Source data ▸
————
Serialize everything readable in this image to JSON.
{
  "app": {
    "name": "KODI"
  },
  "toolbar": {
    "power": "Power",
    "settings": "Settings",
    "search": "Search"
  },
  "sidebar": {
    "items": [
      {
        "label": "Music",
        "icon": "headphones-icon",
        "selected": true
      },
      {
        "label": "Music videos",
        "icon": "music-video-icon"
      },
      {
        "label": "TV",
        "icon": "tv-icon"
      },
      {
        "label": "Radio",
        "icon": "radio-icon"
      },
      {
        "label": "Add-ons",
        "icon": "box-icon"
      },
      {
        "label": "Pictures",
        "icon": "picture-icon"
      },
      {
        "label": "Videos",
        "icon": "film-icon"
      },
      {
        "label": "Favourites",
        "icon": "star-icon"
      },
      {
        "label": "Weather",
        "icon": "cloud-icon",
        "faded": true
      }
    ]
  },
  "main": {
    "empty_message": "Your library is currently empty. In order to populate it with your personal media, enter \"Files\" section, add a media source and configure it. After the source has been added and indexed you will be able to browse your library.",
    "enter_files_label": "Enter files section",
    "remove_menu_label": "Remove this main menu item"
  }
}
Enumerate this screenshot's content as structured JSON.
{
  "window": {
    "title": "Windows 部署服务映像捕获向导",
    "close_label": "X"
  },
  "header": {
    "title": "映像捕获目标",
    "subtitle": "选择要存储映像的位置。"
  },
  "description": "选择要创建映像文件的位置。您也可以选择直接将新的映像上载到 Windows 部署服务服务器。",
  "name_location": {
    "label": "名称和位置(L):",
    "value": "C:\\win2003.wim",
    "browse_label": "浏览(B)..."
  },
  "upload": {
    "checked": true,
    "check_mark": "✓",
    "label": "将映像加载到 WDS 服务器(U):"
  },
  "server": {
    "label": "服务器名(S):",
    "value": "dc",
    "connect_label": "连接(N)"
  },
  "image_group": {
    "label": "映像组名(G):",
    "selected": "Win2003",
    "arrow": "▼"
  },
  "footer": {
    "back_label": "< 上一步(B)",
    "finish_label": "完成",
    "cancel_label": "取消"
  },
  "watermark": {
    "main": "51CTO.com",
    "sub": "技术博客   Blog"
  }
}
————
Requirement ▸ Every line of the data above should be copied exactly.

Correct result ▸
Serialize everything readable in this image to JSON.
{
  "app": {
    "name": "KODI"
  },
  "toolbar": {
    "power": "Power",
    "settings": "Settings",
    "search": "Search"
  },
  "sidebar": {
    "items": [
      {
        "label": "Music",
        "icon": "headphones-icon",
        "selected": true
      },
      {
        "label": "Music videos",
        "icon": "music-video-icon"
      },
      {
        "label": "TV",
        "icon": "tv-icon"
      },
      {
        "label": "Radio",
        "icon": "radio-icon"
      },
      {
        "label": "Add-ons",
        "icon": "box-icon"
      },
      {
        "label": "Pictures",
        "icon": "picture-icon"
      },
      {
        "label": "Videos",
        "icon": "film-icon"
      },
      {
        "label": "Favourites",
        "icon": "star-icon"
      },
      {
        "label": "Weather",
        "icon": "cloud-icon",
        "faded": true
      }
    ]
  },
  "main": {
    "empty_message": "Your library is currently empty. In order to populate it with your personal media, enter \"Files\" section, add a media source and configure it. After the source has been added and indexed you will be able to browse your library.",
    "enter_files_label": "Enter files section",
    "remove_menu_label": "Remove this main menu item"
  }
}
Enumerate this screenshot's content as structured JSON.
{
  "window": {
    "title": "Windows 部署服务映像捕获向导",
    "close_label": "X"
  },
  "header": {
    "title": "映像捕获目标",
    "subtitle": "选择要存储映像的位置。"
  },
  "description": "选择要创建映像文件的位置。您也可以选择直接将新的映像上载到 Windows 部署服务服务器。",
  "name_location": {
    "label": "名称和位置(L):",
    "value": "C:\\win2003.wim",
    "browse_label": "浏览(B)..."
  },
  "upload": {
    "checked": true,
    "check_mark": "✓",
    "label": "将映像加载到 WDS 服务器(U):"
  },
  "server": {
    "label": "服务器名(S):",
    "value": "dc",
    "connect_label": "连接(N)"
  },
  "image_group": {
    "label": "映像组名(G):",
    "selected": "Win2003",
    "arrow": "▼"
  },
  "footer": {
    "back_label": "< 上一步(B)",
    "finish_label": "完成",
    "cancel_label": "取消"
  },
  "watermark": {
    "main": "51CTO.com",
    "sub": "技术博客   Blog"
  }
}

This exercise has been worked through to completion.